* [Exercise objective]: Examine the entries below, count the lines holding the string "page", and respond with the number only.

* [Data entries]:
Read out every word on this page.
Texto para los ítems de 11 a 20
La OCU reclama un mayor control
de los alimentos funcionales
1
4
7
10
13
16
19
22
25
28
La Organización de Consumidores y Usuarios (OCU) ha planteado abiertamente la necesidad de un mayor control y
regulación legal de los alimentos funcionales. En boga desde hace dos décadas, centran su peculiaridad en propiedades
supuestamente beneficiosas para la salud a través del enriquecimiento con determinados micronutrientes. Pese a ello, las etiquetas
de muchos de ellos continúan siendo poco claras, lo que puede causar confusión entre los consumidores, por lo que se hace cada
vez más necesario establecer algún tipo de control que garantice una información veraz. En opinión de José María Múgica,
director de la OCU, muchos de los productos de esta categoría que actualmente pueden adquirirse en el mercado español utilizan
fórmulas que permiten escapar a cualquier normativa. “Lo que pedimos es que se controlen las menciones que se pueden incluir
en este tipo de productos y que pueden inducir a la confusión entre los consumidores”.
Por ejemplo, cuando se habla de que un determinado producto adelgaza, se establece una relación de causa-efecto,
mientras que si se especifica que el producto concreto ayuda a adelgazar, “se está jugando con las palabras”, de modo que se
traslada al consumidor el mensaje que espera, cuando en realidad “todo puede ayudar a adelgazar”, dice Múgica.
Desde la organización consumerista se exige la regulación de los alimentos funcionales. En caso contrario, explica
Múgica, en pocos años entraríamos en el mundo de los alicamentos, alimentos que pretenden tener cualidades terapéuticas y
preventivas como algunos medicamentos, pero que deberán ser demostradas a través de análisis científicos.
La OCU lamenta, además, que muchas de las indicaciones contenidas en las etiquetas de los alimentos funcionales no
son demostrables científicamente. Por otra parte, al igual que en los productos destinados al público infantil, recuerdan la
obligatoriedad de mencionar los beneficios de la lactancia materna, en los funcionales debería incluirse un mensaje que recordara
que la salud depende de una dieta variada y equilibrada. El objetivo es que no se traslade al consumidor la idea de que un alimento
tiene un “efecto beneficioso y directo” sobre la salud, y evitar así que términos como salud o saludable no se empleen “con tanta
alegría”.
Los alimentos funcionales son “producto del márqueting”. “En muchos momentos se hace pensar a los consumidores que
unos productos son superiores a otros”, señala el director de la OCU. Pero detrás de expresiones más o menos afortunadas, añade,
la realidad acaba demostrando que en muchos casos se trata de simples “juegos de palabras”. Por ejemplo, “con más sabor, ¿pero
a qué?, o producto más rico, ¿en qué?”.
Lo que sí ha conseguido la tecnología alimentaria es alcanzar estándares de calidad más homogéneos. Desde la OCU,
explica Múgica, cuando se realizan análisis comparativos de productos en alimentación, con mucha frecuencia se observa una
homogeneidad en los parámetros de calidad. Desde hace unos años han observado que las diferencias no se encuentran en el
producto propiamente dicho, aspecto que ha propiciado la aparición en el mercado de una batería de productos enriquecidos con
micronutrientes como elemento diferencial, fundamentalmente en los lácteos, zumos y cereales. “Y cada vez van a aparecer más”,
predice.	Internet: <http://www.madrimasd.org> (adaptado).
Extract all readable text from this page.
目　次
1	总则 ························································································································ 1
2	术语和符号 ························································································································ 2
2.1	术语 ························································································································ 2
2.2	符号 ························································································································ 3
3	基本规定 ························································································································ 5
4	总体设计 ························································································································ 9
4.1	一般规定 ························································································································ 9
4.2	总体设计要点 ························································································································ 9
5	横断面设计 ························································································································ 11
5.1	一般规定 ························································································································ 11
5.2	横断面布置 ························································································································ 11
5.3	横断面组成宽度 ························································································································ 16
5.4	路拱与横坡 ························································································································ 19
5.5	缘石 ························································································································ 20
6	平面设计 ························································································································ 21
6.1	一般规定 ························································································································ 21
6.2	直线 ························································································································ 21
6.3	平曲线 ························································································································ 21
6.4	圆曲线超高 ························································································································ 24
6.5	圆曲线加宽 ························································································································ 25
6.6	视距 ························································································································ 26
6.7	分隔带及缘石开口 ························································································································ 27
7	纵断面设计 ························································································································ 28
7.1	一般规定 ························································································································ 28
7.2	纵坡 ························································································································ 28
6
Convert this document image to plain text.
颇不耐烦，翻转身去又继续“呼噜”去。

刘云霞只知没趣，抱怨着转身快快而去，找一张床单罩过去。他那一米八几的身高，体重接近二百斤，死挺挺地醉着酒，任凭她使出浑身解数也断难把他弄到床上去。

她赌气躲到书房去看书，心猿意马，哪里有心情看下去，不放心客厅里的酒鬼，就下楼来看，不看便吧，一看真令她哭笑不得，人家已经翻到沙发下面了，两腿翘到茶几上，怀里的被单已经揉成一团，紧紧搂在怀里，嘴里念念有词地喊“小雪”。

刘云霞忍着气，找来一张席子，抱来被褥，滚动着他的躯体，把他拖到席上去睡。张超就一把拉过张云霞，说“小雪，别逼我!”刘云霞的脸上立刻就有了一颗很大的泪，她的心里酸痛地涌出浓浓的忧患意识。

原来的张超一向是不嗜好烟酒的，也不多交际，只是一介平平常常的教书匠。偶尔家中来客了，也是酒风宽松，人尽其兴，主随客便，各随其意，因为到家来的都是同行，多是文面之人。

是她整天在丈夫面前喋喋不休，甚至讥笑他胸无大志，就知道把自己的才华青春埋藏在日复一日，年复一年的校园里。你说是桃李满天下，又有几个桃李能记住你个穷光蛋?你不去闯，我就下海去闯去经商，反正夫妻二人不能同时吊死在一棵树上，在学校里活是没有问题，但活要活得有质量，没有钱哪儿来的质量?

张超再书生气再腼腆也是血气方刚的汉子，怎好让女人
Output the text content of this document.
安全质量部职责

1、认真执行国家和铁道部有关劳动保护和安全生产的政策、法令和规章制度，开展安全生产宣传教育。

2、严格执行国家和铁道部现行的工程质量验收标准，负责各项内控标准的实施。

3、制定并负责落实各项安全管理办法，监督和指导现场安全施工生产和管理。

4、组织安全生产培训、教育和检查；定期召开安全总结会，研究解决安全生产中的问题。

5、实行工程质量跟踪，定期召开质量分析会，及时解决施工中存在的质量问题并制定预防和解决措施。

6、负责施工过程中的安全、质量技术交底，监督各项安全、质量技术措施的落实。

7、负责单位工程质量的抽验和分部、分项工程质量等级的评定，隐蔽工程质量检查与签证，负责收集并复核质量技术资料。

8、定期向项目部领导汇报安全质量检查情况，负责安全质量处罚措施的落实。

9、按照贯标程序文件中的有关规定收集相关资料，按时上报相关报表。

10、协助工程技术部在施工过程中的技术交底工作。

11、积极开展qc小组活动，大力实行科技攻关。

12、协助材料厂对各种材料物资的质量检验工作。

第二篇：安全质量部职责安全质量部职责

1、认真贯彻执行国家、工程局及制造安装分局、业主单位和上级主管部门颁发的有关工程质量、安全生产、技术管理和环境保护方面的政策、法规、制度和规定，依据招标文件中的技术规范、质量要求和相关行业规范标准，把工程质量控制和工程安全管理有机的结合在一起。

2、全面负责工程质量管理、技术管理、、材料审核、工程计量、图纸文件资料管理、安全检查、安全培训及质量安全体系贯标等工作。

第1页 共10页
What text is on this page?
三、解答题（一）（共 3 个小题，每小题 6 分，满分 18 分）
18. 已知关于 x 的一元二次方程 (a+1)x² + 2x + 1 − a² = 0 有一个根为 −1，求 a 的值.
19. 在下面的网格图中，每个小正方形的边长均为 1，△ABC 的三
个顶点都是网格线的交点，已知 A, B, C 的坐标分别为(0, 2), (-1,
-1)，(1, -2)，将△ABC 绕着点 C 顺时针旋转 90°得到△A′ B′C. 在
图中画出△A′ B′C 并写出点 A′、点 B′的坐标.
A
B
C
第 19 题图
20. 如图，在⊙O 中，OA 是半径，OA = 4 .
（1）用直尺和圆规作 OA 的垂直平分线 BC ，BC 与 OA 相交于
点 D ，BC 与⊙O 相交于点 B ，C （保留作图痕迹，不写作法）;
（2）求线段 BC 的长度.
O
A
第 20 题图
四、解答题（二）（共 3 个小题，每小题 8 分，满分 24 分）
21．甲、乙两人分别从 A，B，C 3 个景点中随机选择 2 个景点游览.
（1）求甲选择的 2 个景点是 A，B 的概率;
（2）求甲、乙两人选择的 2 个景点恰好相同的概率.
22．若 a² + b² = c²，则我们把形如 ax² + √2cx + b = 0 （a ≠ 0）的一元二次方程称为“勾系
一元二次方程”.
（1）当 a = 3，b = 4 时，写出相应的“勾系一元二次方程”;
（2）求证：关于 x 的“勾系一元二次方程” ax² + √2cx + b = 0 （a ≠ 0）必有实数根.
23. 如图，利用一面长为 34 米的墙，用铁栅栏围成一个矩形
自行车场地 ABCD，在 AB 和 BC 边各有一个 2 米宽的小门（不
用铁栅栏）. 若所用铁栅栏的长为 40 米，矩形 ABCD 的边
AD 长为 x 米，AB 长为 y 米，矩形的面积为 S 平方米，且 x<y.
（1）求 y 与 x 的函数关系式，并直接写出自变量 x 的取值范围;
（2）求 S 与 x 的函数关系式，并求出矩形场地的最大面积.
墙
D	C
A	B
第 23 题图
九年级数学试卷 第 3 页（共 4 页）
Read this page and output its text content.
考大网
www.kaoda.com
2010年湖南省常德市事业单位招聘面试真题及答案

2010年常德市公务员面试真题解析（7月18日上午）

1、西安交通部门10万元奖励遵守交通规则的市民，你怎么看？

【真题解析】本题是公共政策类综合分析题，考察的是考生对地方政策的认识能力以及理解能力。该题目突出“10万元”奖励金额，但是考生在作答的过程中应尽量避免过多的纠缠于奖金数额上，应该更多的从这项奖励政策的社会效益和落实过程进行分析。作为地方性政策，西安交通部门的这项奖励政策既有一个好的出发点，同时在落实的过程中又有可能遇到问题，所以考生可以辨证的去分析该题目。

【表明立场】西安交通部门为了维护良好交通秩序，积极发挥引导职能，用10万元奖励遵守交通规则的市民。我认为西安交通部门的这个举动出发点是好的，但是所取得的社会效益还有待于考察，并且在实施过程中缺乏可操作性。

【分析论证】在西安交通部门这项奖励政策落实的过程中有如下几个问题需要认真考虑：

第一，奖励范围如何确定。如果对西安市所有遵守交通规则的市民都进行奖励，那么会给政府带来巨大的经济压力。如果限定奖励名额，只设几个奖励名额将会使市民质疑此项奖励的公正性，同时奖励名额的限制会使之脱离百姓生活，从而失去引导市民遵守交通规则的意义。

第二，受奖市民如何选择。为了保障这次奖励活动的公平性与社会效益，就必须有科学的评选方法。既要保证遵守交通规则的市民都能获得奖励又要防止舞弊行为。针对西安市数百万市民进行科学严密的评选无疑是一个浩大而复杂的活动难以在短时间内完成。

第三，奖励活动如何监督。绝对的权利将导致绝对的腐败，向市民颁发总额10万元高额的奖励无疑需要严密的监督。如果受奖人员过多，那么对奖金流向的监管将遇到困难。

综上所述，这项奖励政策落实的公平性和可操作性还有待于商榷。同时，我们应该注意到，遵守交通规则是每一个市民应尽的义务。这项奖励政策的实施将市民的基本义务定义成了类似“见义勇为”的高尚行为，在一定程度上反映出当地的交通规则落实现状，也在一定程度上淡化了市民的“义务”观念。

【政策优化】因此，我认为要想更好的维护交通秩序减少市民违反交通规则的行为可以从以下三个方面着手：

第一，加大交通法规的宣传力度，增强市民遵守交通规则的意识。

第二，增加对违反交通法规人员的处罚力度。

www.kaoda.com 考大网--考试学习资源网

* [Worked answer]: 4